---- Task material

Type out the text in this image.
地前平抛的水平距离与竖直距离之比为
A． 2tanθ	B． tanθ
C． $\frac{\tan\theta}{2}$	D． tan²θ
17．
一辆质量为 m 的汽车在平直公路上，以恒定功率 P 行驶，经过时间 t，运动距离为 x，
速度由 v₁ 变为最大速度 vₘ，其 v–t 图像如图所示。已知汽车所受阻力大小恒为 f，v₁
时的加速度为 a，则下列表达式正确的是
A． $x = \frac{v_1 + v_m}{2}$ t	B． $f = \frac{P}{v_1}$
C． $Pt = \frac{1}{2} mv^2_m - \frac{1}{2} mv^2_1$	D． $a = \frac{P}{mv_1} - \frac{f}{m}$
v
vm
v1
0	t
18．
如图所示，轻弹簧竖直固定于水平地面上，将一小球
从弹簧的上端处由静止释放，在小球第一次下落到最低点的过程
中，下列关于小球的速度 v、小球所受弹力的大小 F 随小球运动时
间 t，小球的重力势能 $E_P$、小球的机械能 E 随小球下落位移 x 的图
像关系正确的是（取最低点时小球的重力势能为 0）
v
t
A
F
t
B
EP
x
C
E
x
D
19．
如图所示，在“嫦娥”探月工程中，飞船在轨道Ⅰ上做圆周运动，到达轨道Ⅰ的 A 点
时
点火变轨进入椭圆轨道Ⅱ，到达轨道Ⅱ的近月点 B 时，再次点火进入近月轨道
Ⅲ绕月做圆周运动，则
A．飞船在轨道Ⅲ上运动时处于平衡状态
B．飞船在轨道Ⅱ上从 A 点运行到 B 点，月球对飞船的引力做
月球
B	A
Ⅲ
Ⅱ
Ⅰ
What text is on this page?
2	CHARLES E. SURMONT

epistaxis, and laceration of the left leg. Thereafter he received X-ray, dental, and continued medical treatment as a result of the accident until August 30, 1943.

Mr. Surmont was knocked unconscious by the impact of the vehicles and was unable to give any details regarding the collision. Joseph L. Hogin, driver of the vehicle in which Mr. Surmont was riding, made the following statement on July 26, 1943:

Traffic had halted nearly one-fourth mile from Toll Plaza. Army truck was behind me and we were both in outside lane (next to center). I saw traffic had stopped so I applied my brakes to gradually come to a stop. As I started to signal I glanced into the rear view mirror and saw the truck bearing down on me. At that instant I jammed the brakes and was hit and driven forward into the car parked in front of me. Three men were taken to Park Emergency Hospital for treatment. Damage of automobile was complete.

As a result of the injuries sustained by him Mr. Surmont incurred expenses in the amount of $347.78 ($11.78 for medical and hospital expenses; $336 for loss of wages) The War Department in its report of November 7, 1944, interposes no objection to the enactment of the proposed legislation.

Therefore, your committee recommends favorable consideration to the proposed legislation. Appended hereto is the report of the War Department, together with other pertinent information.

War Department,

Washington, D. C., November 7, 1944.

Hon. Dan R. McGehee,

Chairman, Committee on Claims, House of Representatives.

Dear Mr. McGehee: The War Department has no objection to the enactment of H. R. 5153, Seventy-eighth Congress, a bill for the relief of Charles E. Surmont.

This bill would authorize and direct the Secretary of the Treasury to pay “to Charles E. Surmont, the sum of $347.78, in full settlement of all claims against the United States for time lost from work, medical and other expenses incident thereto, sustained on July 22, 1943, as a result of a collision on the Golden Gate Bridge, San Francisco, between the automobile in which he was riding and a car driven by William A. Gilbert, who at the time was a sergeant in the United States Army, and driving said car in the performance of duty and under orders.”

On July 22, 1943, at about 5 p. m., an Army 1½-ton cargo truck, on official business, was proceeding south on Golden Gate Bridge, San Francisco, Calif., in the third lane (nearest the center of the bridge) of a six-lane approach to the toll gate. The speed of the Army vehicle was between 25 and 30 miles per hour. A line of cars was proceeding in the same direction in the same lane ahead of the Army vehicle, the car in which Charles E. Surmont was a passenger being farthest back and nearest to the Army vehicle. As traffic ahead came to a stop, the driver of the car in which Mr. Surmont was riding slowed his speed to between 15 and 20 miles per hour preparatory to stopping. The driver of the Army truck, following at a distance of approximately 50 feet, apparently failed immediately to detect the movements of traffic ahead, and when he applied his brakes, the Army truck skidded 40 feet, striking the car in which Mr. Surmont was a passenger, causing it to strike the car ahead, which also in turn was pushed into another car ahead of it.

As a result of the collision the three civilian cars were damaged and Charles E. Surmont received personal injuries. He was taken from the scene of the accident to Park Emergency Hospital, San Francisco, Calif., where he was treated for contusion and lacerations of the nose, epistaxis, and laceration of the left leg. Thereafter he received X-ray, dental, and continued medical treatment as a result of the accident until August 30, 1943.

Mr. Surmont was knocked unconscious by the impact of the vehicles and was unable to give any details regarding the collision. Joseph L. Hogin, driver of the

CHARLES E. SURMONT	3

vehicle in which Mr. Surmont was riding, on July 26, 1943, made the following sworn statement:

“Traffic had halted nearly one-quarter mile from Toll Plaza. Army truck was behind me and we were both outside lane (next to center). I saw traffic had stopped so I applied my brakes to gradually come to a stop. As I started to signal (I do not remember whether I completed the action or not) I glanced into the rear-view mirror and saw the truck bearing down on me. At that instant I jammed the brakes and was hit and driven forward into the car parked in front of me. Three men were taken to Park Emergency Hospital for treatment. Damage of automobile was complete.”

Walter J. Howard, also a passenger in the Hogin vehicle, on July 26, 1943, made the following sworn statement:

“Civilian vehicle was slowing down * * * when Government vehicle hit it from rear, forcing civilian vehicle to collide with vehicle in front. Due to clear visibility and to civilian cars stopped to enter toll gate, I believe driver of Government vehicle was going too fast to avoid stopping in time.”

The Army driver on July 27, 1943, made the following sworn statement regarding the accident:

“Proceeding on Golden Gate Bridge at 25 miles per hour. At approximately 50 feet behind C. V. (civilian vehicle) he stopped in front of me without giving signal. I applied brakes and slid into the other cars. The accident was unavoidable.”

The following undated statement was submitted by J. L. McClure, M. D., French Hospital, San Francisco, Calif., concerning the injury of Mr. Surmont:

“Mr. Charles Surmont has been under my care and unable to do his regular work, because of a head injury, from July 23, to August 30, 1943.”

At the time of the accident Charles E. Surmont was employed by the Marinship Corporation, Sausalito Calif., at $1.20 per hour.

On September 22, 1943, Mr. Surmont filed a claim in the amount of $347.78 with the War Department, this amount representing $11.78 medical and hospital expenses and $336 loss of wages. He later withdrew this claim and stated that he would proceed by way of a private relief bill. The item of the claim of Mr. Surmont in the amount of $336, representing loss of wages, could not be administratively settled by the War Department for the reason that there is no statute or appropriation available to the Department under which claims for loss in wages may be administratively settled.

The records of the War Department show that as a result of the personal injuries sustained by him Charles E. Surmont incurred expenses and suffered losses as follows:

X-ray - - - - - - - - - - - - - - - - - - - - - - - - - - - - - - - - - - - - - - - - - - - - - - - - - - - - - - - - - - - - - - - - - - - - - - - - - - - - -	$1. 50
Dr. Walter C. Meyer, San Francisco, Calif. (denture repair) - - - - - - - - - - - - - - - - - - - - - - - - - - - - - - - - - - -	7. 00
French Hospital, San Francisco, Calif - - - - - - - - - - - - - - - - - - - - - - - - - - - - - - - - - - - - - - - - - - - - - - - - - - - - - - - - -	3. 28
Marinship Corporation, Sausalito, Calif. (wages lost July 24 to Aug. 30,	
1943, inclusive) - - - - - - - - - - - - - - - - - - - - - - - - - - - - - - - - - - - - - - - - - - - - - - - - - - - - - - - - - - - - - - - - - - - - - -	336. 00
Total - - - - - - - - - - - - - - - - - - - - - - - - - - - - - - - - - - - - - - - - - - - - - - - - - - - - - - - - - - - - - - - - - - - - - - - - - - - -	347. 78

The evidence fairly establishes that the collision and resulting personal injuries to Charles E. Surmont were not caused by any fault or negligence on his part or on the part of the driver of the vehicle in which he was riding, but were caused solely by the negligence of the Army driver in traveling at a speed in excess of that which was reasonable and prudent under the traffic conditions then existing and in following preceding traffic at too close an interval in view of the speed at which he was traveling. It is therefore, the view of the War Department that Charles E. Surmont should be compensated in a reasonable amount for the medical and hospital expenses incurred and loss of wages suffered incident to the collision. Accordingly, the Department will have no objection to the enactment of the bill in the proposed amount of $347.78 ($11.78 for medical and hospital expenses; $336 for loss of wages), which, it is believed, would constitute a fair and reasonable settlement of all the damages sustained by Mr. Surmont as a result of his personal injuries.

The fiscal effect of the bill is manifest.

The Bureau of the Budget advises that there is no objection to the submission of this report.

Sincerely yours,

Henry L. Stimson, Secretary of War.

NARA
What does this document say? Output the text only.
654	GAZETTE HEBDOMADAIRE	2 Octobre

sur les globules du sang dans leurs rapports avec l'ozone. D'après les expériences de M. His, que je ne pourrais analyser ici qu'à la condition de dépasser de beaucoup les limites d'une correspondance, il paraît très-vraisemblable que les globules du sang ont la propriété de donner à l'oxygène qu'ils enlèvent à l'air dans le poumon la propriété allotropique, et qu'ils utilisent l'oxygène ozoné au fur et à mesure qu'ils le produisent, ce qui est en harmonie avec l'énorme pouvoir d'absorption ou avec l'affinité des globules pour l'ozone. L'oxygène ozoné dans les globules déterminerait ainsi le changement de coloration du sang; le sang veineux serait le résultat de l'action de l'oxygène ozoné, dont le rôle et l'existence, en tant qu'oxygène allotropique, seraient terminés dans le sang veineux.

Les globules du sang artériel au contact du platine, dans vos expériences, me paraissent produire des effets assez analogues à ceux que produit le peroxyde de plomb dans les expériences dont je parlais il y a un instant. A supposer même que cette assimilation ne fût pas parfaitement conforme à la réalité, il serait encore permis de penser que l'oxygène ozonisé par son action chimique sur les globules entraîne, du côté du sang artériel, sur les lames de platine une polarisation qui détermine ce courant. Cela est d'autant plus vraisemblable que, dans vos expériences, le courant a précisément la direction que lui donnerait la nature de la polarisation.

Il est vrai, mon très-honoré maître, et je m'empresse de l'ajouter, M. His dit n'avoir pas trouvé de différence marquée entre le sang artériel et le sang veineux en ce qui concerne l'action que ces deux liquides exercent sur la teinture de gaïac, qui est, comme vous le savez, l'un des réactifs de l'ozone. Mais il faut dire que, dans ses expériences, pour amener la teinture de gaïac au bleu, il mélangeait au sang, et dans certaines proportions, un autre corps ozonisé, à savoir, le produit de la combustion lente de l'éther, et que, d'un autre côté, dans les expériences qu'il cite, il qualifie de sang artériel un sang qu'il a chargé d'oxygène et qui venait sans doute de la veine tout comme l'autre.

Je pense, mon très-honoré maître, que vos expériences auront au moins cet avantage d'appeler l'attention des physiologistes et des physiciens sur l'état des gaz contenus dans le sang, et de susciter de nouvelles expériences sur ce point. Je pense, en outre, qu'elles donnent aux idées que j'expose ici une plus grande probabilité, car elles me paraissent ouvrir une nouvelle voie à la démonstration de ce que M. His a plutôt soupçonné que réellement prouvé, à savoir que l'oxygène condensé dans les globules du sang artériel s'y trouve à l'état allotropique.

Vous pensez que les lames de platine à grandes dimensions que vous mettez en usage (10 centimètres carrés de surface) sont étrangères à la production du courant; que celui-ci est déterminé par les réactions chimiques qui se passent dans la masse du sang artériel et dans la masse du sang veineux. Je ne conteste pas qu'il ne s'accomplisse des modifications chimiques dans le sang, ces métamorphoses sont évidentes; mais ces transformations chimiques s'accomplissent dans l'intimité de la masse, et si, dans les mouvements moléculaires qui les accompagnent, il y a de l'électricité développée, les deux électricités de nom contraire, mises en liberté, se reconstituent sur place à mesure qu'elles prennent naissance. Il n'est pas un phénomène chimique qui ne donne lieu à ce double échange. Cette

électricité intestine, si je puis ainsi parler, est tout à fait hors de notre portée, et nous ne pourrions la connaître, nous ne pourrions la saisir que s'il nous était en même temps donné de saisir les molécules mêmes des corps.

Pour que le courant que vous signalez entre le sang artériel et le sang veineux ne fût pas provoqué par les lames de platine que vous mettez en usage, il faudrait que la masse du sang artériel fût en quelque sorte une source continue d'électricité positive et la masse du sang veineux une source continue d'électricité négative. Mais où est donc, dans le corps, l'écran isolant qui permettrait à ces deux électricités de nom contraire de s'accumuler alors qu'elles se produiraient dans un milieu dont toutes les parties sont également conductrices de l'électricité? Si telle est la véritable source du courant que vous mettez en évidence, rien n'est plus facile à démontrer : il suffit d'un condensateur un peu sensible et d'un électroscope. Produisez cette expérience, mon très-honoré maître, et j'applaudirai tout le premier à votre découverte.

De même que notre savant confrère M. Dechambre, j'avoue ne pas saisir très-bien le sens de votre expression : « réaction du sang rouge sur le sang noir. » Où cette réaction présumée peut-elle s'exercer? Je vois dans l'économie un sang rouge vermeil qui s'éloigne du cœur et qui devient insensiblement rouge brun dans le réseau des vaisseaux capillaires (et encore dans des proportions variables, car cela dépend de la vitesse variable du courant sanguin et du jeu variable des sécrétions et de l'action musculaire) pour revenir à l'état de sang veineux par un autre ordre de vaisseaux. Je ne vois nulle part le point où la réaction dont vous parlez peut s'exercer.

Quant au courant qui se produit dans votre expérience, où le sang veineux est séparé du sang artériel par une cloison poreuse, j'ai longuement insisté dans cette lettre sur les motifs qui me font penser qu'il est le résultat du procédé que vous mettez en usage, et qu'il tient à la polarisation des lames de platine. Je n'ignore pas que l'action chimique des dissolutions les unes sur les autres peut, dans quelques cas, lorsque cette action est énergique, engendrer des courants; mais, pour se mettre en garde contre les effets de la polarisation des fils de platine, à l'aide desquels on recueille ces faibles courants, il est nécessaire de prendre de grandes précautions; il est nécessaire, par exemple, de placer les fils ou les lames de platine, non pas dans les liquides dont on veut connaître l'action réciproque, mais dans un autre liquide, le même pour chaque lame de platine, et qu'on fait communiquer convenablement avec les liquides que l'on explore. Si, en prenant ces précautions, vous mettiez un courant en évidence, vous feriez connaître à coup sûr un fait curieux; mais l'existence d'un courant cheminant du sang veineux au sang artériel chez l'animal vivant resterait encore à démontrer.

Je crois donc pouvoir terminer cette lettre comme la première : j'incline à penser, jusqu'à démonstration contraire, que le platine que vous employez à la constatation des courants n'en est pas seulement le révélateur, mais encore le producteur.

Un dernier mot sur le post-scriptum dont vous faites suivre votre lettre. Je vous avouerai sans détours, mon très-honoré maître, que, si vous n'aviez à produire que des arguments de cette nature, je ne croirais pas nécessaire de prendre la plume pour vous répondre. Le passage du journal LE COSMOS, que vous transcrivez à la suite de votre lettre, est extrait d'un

--------

Short task —
Work out how many lines of the listing above include the word "between". Reply with nothing but the count.

Result —
2